BEGIN Recorded data

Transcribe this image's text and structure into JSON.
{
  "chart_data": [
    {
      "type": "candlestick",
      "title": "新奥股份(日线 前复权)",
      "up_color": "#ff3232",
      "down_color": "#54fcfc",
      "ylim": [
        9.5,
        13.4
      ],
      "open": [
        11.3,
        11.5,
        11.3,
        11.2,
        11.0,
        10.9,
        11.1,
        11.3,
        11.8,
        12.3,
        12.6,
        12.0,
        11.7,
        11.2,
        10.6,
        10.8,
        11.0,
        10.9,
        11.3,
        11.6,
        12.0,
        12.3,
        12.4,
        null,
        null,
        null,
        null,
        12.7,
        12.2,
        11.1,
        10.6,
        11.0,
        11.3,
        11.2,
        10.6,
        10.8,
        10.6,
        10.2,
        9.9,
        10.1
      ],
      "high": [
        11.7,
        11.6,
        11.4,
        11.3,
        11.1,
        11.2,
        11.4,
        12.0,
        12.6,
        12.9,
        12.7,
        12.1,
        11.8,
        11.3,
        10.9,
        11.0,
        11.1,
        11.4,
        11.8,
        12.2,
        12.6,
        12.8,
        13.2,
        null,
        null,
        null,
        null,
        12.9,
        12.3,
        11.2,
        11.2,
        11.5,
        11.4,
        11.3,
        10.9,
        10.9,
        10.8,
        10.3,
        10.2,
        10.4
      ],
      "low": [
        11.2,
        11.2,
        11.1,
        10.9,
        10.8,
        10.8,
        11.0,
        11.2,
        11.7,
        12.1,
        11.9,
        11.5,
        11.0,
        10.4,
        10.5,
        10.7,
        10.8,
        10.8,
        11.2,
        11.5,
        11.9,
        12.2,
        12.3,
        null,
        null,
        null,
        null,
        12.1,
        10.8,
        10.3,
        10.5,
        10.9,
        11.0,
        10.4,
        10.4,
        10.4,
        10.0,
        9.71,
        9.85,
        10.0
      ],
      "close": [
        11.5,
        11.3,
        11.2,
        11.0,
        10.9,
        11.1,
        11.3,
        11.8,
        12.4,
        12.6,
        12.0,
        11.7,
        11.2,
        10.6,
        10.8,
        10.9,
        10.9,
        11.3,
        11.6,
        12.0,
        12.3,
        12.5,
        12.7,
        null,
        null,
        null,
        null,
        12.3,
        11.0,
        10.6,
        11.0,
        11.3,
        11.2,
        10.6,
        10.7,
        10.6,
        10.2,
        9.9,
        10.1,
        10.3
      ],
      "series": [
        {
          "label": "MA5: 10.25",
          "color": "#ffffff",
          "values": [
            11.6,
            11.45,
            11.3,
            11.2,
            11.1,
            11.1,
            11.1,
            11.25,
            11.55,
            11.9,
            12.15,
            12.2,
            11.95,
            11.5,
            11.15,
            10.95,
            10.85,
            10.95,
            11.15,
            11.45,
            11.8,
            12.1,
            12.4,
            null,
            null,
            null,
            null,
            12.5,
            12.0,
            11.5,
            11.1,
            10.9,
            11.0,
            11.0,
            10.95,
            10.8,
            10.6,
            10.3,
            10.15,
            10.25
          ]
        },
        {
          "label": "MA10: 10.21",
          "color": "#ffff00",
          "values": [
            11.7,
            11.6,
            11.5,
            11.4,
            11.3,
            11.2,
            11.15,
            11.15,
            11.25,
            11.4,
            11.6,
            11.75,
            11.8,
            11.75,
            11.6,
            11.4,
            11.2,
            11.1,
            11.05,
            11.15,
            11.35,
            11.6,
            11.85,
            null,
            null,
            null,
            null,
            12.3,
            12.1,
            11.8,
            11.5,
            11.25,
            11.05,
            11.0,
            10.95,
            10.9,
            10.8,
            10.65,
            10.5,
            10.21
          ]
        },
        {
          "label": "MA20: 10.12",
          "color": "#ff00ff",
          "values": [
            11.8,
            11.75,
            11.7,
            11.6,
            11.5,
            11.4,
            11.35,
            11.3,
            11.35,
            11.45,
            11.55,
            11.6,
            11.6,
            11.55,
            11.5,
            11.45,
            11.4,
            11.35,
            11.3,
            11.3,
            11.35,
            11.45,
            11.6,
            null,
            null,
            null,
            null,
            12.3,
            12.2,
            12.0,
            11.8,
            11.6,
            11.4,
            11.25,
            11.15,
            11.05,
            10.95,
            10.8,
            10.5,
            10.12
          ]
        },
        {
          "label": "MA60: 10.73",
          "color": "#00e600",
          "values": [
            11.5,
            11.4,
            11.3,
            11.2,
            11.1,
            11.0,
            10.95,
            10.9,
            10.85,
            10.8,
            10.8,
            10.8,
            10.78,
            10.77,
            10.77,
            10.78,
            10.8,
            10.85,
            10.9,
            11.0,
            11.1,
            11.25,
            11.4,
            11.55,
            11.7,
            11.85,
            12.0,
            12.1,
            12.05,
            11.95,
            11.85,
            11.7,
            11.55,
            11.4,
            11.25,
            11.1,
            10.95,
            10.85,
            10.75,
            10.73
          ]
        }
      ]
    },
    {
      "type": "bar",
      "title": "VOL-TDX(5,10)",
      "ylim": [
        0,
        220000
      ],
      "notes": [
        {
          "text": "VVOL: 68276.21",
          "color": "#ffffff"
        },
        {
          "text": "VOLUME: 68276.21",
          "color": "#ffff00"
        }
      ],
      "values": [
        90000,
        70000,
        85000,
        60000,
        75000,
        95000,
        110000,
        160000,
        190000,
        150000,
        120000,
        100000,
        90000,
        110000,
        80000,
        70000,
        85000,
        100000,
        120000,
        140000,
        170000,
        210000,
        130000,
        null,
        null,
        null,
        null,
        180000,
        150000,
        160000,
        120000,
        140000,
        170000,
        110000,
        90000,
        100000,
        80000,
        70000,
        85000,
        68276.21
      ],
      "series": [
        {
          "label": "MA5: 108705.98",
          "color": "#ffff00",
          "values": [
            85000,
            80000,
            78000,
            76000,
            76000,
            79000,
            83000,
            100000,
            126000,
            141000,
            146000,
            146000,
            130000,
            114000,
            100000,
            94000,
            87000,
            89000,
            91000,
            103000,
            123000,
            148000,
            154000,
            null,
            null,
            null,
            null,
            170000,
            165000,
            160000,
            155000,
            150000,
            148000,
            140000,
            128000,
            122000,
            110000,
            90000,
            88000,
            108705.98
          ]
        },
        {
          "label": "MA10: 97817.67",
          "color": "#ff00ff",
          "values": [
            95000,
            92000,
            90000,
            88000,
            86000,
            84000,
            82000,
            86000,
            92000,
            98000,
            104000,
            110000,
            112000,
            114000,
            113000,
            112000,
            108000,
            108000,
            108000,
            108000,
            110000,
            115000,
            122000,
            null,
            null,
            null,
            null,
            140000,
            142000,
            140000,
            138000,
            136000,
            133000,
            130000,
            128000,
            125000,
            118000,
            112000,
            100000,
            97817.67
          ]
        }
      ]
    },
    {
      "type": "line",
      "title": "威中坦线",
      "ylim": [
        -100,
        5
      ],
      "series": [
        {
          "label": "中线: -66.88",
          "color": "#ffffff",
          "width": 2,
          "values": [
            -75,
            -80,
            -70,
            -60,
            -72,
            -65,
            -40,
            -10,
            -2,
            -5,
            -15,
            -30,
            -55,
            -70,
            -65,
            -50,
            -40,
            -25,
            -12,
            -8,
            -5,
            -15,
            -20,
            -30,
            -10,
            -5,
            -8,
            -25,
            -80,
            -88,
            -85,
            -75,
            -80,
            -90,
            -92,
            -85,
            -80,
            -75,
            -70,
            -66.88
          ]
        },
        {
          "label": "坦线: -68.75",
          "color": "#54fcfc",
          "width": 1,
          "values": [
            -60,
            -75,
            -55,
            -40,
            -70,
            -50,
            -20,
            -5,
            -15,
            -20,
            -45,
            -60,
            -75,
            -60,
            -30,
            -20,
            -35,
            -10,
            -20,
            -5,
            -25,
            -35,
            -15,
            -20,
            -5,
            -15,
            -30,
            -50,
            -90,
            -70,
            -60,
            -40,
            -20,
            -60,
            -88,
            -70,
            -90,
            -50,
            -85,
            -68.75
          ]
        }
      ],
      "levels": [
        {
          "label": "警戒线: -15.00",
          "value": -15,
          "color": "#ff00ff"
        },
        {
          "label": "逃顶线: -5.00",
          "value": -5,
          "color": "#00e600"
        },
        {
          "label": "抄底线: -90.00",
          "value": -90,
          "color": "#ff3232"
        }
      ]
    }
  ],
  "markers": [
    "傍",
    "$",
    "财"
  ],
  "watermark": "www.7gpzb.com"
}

END Recorded data

Task to carry out –
Where a line holds "label", copy it out.

Correct response –
          "label": "MA5: 10.25",
          "label": "MA10: 10.21",
          "label": "MA20: 10.12",
          "label": "MA60: 10.73",
          "label": "MA5: 108705.98",
          "label": "MA10: 97817.67",
          "label": "中线: -66.88",
          "label": "坦线: -68.75",
          "label": "警戒线: -15.00",
          "label": "逃顶线: -5.00",
          "label": "抄底线: -90.00",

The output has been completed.